# Big Year for John MacArthur



## bookslover (Feb 1, 2009)

Tomorrow (Sunday, February 1), his congregation (Grace Community Church of the Valley, in Sun Valley, California) will celebrate his 40th anniversary as the pastor/teacher there (he started in February, 1969, when he was 29 years old).

Then, on June 19th (a birthday he shares with Spurgeon), MacArthur turns 70.

He may not be entirely Reformed (although his soteriology is thoroughly Reformed), but he has definitely been a good gift of God for the church at large.


----------



## Hamalas (Feb 1, 2009)




----------



## Ask Mr. Religion (Feb 1, 2009)

I always have to chuckle when John claims he is a "leaky dispensationalist". I wish him forty more years at Grace.

AMR


----------



## Herald (Feb 1, 2009)

Dr. MacArthur has been a faithful servant for the kingdom of God. May his ministry increase, for God's glory.


----------



## Ivan (Feb 1, 2009)

I like him. May God use him for His glory for another forty years!


----------



## jogri17 (Feb 1, 2009)

No mortal man in the past century has done more for bringing back expository preaching than Dr. John MacArthur.


----------



## BJClark (Feb 1, 2009)

Praise God for faithful men like this..

May God raise up more!!


----------



## Devin (Feb 1, 2009)

Congrats! He is also Larry King's best Christian representative.


----------



## christiana (Feb 1, 2009)

I have the greatest respect and admiration for him and love reading his books! My pastor also preaches as he does and I'm so thankful for him!


----------



## AThornquist (Feb 1, 2009)

My pastor worked at Grace to You as the first Director of Counseling Ministries and traveled and spoke with Dr. MacArthur at radio Bible Conferences. He was also ordained and commissioned by the Elders at Grace Community Church. Needless to say, he was there in Sun Valley today, and our Assoc. Pastor led the service. 

May the Lord bless John MacArthur.


----------



## bookslover (Feb 1, 2009)

...and, if you go to the church's ministry website (Welcome to Grace to You), you will find the complete audio recordings of more than 7,000 of MacArthur's sermons, going all the way back to his start in February, 1969.

You can tell he's a "leaky dispensationalist." When you look at the audio sermon indexes, you'll find that there is not one sermon - in 40 years - preached from the Book of Psalms (to take just one Old Testament example).

With his gifts and skills, can you imagine what a series of studies on the Psalms would be like?


----------



## DMcFadden (Feb 1, 2009)

Devin said:


> Congrats! He is also Larry King's best Christian representative.



You mean better than Joel Osteen? Duh! MacArthur ALWAYS states the truth and NEVER pulls punches when he has a national television platform.


----------



## Ivan (Feb 1, 2009)

bookslover said:


> ...and, if you go to the church's ministry website (Welcome to Grace to You), you will find the complete audio recordings of more than 7,000 of MacArthur's sermons, going all the way back to his start in February, 1969.

> Extracted records:
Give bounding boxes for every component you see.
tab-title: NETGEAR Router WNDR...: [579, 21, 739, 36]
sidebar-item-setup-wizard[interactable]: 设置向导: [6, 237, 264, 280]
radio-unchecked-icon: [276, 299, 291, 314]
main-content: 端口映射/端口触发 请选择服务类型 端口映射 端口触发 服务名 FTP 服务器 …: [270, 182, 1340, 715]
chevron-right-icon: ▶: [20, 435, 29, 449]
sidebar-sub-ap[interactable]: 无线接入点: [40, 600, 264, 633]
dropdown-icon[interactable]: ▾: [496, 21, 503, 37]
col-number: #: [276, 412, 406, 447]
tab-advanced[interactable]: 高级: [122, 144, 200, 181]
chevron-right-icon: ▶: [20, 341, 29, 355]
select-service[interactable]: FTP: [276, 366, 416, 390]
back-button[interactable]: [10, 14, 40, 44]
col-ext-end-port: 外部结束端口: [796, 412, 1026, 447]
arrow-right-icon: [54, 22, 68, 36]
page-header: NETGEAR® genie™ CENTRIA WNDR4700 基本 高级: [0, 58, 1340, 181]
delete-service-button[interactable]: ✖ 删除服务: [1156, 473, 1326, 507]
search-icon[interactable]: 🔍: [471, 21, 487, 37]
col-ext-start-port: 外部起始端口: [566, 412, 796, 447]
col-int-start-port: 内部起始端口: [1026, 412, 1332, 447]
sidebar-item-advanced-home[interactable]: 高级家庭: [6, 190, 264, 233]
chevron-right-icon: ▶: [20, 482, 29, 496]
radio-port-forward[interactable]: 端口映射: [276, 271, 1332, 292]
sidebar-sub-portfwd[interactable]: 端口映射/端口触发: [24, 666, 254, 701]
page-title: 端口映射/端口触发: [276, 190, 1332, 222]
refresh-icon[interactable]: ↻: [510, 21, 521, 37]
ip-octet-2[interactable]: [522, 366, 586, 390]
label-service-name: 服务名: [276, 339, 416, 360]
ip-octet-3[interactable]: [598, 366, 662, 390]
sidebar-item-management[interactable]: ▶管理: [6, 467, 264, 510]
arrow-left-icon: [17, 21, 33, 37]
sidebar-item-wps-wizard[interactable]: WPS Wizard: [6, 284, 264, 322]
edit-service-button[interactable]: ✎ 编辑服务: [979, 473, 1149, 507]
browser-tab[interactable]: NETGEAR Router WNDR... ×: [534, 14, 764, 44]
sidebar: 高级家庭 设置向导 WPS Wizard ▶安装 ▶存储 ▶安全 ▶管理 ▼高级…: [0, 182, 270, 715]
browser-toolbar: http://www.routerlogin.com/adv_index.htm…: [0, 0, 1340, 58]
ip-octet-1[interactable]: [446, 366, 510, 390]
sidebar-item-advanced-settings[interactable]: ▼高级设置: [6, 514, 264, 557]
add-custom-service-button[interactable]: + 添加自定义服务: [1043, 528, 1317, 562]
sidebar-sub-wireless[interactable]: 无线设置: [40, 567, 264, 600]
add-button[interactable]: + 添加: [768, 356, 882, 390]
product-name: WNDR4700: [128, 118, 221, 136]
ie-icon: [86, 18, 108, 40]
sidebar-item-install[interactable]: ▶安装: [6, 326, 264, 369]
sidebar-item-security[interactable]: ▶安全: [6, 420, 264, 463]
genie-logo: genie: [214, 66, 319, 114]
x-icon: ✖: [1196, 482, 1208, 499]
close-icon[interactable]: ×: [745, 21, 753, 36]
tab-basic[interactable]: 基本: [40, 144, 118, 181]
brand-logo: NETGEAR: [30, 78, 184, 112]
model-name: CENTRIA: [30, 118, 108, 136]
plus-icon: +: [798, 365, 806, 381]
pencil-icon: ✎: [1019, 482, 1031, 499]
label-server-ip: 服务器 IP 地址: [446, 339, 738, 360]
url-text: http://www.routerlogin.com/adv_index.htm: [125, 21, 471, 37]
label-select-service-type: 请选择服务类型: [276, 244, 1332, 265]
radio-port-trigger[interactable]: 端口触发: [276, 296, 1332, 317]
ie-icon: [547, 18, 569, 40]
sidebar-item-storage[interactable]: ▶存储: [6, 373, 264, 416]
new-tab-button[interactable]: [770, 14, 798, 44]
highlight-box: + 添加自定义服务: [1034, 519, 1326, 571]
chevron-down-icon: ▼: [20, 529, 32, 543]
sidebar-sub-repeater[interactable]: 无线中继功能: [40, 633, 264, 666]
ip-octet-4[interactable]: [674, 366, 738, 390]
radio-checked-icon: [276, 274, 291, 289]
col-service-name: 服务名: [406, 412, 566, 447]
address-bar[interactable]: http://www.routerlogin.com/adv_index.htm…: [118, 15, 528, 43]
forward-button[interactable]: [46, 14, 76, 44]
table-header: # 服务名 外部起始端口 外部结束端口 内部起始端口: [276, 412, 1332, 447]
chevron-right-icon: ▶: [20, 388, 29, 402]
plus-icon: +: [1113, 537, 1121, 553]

> Problems to solve:
1. Answer these questions about the thread:
(a) In what month and year did MacArthur start as pastor/teacher at his church?
(b) With whom does MacArthur share his June 19th birthday?
(c) How many of MacArthur's sermons have complete audio recordings on the church's ministry website?
2. Rewrite the records from the start through the line containing "sidebar-sub-ap[interactable]: 无线接入点: [40, 600, 264, 633]" as a Markdown table with the columns Row and Line. Leave out blank lines.

> Answers provided:
1.
(a) February 1969
(b) Spurgeon
(c) More than 7,000

2.
| Row | Line |
|---|---|
| 1 | Give bounding boxes for every component you see. |
| 2 | tab-title: NETGEAR Router WNDR...: [579, 21, 739, 36] |
| 3 | sidebar-item-setup-wizard[interactable]: 设置向导: [6, 237, 264, 280] |
| 4 | radio-unchecked-icon: [276, 299, 291, 314] |
| 5 | main-content: 端口映射/端口触发 请选择服务类型 端口映射 端口触发 服务名 FTP 服务器 …: [270, 182, 1340, 715] |
| 6 | chevron-right-icon: ▶: [20, 435, 29, 449] |
| 7 | sidebar-sub-ap[interactable]: 无线接入点: [40, 600, 264, 633] |